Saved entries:
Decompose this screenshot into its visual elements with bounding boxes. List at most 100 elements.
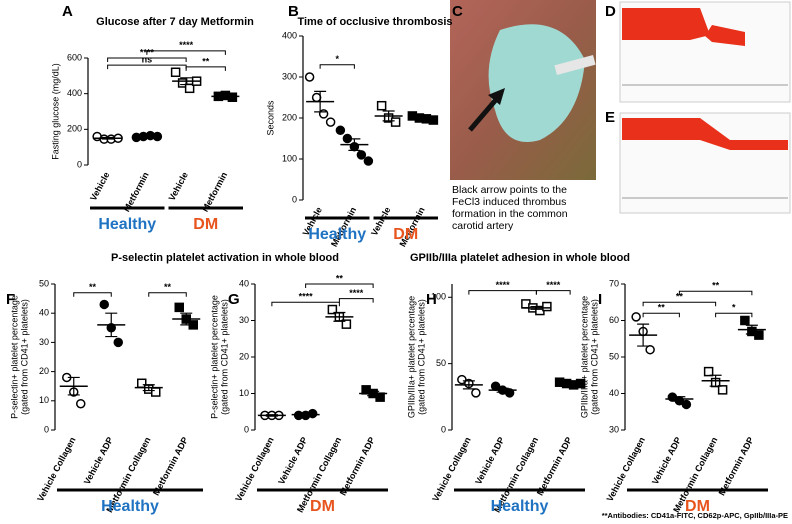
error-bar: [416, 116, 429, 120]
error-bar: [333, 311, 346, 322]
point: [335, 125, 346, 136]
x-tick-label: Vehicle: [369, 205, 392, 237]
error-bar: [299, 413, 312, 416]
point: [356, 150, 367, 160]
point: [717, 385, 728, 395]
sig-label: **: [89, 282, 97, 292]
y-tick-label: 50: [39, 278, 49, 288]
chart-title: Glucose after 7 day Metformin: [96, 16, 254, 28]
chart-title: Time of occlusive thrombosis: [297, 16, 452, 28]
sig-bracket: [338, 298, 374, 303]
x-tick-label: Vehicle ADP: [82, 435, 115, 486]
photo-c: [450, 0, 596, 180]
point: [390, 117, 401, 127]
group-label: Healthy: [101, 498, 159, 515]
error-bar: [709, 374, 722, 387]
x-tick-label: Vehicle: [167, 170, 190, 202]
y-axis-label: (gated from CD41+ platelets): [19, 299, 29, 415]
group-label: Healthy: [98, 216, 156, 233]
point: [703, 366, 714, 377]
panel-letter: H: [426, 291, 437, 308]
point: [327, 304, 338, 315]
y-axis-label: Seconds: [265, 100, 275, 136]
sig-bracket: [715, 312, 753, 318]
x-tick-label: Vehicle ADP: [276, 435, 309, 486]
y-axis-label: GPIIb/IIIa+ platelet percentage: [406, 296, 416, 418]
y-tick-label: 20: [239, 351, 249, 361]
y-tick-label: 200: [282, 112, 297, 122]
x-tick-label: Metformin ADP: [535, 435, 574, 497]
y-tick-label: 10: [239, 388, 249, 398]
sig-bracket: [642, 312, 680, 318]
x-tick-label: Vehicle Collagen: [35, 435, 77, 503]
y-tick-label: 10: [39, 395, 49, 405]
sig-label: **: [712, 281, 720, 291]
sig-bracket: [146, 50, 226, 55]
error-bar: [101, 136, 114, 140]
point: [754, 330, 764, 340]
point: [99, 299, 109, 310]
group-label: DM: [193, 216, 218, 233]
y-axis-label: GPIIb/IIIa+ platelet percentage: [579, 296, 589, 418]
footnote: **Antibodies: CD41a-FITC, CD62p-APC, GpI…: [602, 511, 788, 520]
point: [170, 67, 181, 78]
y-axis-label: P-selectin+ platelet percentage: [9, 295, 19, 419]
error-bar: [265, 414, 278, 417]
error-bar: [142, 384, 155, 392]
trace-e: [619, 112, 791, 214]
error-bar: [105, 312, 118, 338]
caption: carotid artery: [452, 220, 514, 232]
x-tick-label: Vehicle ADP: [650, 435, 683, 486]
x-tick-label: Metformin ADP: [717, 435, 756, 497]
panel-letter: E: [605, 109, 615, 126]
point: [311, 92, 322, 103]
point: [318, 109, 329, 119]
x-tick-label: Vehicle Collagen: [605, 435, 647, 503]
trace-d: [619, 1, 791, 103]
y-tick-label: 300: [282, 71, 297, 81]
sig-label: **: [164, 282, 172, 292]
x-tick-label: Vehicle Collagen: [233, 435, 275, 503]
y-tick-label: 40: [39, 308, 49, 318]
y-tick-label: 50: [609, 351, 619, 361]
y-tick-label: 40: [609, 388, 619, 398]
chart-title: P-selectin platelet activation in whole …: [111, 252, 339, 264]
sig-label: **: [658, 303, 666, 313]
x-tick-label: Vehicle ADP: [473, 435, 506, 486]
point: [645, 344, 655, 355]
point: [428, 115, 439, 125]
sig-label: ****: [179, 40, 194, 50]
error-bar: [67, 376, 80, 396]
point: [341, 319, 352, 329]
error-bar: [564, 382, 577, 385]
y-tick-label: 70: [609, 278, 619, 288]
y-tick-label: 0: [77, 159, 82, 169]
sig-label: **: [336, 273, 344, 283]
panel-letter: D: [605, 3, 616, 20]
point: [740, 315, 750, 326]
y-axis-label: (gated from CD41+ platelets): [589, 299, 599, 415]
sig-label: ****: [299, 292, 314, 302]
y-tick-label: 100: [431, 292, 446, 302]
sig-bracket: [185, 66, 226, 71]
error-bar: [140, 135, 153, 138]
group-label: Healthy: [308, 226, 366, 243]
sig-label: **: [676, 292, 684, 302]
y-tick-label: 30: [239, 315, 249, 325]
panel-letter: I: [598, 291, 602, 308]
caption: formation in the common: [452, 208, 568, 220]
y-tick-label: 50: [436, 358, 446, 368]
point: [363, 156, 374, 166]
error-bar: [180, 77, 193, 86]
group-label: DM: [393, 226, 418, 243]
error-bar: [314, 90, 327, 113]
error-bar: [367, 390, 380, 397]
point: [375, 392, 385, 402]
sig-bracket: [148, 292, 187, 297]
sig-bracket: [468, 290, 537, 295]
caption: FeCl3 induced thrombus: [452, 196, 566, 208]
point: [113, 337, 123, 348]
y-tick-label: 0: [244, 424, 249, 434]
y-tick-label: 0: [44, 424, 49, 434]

---

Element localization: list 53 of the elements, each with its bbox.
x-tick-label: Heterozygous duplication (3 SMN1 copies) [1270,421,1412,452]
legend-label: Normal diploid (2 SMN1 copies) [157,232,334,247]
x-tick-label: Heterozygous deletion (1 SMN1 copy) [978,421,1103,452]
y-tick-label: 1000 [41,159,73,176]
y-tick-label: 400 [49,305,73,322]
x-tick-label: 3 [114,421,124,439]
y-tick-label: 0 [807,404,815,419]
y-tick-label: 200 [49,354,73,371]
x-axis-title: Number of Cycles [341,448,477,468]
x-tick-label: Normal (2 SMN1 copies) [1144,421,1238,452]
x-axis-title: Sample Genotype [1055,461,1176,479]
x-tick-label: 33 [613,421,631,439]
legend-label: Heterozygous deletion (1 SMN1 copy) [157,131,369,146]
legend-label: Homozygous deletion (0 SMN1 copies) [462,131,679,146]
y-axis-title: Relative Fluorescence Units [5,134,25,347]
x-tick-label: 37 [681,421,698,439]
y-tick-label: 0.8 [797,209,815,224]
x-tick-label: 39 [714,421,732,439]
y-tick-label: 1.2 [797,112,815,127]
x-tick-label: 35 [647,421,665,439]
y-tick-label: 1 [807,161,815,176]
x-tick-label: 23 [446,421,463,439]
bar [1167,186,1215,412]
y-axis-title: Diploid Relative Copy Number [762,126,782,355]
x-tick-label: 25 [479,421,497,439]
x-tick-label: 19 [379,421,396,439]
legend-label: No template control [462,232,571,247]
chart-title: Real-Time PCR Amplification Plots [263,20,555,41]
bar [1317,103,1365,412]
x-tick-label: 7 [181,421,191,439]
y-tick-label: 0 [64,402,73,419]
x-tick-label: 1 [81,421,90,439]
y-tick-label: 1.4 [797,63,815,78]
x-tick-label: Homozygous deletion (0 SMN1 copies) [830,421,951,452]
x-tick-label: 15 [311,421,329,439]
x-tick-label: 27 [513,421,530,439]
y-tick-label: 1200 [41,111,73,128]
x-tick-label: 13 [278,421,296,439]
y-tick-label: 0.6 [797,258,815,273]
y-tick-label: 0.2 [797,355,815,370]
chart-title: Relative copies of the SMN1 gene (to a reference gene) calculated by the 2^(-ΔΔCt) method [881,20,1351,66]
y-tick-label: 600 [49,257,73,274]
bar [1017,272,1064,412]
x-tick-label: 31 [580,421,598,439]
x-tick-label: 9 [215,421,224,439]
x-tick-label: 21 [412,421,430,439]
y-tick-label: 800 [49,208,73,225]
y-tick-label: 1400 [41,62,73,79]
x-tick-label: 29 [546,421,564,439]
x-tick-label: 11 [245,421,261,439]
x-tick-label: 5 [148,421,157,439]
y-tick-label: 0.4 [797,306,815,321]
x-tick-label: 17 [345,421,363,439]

**Your instructions:** Lines holding "copies": please count them in the data above and reply with the number alone.

**Answer to this problem:** 6